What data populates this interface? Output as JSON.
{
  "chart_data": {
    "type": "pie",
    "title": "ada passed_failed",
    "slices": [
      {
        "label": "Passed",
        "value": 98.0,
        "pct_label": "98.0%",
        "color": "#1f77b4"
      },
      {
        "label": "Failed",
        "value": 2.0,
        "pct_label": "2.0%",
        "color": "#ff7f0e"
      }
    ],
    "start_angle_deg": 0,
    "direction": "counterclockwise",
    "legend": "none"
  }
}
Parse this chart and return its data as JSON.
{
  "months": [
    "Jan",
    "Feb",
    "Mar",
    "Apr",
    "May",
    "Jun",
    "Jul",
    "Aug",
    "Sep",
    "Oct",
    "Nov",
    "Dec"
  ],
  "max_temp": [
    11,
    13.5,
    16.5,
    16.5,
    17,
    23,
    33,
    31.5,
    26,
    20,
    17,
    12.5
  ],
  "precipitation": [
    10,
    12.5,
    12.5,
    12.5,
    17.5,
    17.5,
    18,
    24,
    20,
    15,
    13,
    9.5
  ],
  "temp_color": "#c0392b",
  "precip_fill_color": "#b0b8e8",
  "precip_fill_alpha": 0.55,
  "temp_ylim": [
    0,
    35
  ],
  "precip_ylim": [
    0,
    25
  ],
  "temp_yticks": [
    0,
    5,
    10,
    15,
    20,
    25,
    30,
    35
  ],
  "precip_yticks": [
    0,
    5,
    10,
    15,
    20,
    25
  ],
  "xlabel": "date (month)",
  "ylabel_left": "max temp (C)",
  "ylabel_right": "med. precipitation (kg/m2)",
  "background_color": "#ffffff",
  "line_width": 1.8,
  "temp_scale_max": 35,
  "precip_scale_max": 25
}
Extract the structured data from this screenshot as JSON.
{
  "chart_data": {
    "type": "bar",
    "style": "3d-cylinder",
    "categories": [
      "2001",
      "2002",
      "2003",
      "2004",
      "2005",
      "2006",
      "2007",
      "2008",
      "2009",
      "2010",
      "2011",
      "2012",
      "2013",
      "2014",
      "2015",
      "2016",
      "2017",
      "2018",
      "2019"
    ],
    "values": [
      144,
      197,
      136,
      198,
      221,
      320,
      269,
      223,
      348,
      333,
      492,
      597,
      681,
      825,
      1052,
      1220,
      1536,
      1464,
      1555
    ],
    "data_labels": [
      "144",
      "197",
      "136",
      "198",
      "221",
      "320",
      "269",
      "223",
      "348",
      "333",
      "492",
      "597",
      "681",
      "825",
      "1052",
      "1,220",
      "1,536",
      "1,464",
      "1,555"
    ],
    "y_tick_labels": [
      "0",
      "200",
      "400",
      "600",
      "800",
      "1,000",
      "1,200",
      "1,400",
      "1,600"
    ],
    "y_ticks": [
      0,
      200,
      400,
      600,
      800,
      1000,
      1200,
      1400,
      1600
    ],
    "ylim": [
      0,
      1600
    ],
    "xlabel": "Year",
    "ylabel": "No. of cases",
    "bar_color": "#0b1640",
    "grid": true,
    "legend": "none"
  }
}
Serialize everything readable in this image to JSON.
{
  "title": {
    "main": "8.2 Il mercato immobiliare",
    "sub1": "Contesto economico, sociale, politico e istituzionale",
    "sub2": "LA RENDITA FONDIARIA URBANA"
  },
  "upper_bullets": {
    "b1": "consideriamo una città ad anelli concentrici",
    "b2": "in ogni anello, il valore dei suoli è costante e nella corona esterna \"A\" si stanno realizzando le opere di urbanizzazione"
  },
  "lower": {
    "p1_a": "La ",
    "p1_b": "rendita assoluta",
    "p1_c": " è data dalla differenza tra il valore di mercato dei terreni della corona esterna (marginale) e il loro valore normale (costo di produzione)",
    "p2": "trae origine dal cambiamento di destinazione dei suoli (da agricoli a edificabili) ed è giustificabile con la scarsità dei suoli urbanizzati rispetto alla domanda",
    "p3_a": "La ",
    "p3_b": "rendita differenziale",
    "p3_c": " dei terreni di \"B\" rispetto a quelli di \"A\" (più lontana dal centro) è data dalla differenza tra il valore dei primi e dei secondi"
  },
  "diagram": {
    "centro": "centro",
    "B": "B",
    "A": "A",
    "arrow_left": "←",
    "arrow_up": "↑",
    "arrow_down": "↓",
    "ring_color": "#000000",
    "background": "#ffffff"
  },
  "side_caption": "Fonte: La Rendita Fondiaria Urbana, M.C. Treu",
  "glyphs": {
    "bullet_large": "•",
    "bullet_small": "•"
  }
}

....

TO DO: Write the data back out verbatim.

EXERCISE RESULT:
What data populates this interface? Output as JSON.
{
  "chart_data": {
    "type": "pie",
    "title": "ada passed_failed",
    "slices": [
      {
        "label": "Passed",
        "value": 98.0,
        "pct_label": "98.0%",
        "color": "#1f77b4"
      },
      {
        "label": "Failed",
        "value": 2.0,
        "pct_label": "2.0%",
        "color": "#ff7f0e"
      }
    ],
    "start_angle_deg": 0,
    "direction": "counterclockwise",
    "legend": "none"
  }
}
Parse this chart and return its data as JSON.
{
  "months": [
    "Jan",
    "Feb",
    "Mar",
    "Apr",
    "May",
    "Jun",
    "Jul",
    "Aug",
    "Sep",
    "Oct",
    "Nov",
    "Dec"
  ],
  "max_temp": [
    11,
    13.5,
    16.5,
    16.5,
    17,
    23,
    33,
    31.5,
    26,
    20,
    17,
    12.5
  ],
  "precipitation": [
    10,
    12.5,
    12.5,
    12.5,
    17.5,
    17.5,
    18,
    24,
    20,
    15,
    13,
    9.5
  ],
  "temp_color": "#c0392b",
  "precip_fill_color": "#b0b8e8",
  "precip_fill_alpha": 0.55,
  "temp_ylim": [
    0,
    35
  ],
  "precip_ylim": [
    0,
    25
  ],
  "temp_yticks": [
    0,
    5,
    10,
    15,
    20,
    25,
    30,
    35
  ],
  "precip_yticks": [
    0,
    5,
    10,
    15,
    20,
    25
  ],
  "xlabel": "date (month)",
  "ylabel_left": "max temp (C)",
  "ylabel_right": "med. precipitation (kg/m2)",
  "background_color": "#ffffff",
  "line_width": 1.8,
  "temp_scale_max": 35,
  "precip_scale_max": 25
}
Extract the structured data from this screenshot as JSON.
{
  "chart_data": {
    "type": "bar",
    "style": "3d-cylinder",
    "categories": [
      "2001",
      "2002",
      "2003",
      "2004",
      "2005",
      "2006",
      "2007",
      "2008",
      "2009",
      "2010",
      "2011",
      "2012",
      "2013",
      "2014",
      "2015",
      "2016",
      "2017",
      "2018",
      "2019"
    ],
    "values": [
      144,
      197,
      136,
      198,
      221,
      320,
      269,
      223,
      348,
      333,
      492,
      597,
      681,
      825,
      1052,
      1220,
      1536,
      1464,
      1555
    ],
    "data_labels": [
      "144",
      "197",
      "136",
      "198",
      "221",
      "320",
      "269",
      "223",
      "348",
      "333",
      "492",
      "597",
      "681",
      "825",
      "1052",
      "1,220",
      "1,536",
      "1,464",
      "1,555"
    ],
    "y_tick_labels": [
      "0",
      "200",
      "400",
      "600",
      "800",
      "1,000",
      "1,200",
      "1,400",
      "1,600"
    ],
    "y_ticks": [
      0,
      200,
      400,
      600,
      800,
      1000,
      1200,
      1400,
      1600
    ],
    "ylim": [
      0,
      1600
    ],
    "xlabel": "Year",
    "ylabel": "No. of cases",
    "bar_color": "#0b1640",
    "grid": true,
    "legend": "none"
  }
}
Serialize everything readable in this image to JSON.
{
  "title": {
    "main": "8.2 Il mercato immobiliare",
    "sub1": "Contesto economico, sociale, politico e istituzionale",
    "sub2": "LA RENDITA FONDIARIA URBANA"
  },
  "upper_bullets": {
    "b1": "consideriamo una città ad anelli concentrici",
    "b2": "in ogni anello, il valore dei suoli è costante e nella corona esterna \"A\" si stanno realizzando le opere di urbanizzazione"
  },
  "lower": {
    "p1_a": "La ",
    "p1_b": "rendita assoluta",
    "p1_c": " è data dalla differenza tra il valore di mercato dei terreni della corona esterna (marginale) e il loro valore normale (costo di produzione)",
    "p2": "trae origine dal cambiamento di destinazione dei suoli (da agricoli a edificabili) ed è giustificabile con la scarsità dei suoli urbanizzati rispetto alla domanda",
    "p3_a": "La ",
    "p3_b": "rendita differenziale",
    "p3_c": " dei terreni di \"B\" rispetto a quelli di \"A\" (più lontana dal centro) è data dalla differenza tra il valore dei primi e dei secondi"
  },
  "diagram": {
    "centro": "centro",
    "B": "B",
    "A": "A",
    "arrow_left": "←",
    "arrow_up": "↑",
    "arrow_down": "↓",
    "ring_color": "#000000",
    "background": "#ffffff"
  },
  "side_caption": "Fonte: La Rendita Fondiaria Urbana, M.C. Treu",
  "glyphs": {
    "bullet_large": "•",
    "bullet_small": "•"
  }
}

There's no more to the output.